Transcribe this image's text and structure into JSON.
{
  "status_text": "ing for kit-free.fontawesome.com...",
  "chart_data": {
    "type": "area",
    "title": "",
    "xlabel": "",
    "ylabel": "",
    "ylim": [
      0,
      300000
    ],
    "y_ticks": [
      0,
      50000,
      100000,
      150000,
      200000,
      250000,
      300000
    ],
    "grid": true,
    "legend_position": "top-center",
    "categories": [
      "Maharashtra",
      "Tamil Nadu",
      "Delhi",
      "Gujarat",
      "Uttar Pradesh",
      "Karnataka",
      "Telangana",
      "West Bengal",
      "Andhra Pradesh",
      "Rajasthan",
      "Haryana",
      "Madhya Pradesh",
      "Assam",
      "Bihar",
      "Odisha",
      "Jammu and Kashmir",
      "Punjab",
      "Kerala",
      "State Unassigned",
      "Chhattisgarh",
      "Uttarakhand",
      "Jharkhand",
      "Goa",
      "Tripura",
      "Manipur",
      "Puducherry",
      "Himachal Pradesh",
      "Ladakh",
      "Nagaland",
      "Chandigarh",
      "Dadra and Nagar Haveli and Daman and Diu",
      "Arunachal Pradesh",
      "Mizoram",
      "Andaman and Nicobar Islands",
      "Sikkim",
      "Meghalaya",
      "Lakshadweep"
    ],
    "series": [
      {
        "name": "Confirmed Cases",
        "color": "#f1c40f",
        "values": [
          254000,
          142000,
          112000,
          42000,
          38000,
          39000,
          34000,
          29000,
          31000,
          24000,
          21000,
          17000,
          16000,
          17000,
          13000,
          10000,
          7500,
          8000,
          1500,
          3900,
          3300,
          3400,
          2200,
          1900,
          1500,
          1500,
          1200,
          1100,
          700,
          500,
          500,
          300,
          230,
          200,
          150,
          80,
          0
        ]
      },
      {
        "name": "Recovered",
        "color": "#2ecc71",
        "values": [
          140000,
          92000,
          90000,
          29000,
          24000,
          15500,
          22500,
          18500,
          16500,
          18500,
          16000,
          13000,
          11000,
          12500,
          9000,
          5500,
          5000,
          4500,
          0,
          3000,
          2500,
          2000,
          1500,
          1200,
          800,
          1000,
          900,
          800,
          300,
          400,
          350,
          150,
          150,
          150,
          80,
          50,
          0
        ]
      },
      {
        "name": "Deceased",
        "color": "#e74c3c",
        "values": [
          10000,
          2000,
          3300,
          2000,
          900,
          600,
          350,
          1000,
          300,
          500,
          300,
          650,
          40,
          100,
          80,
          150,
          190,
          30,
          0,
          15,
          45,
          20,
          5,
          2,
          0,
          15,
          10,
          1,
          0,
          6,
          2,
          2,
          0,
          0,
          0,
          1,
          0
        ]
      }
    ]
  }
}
──────────
Pull out all lines in the data above that include "Pradesh".

RESPONSE FOR THIS EXERCISE =>
      "Uttar Pradesh",
      "Andhra Pradesh",
      "Madhya Pradesh",
      "Himachal Pradesh",
      "Arunachal Pradesh",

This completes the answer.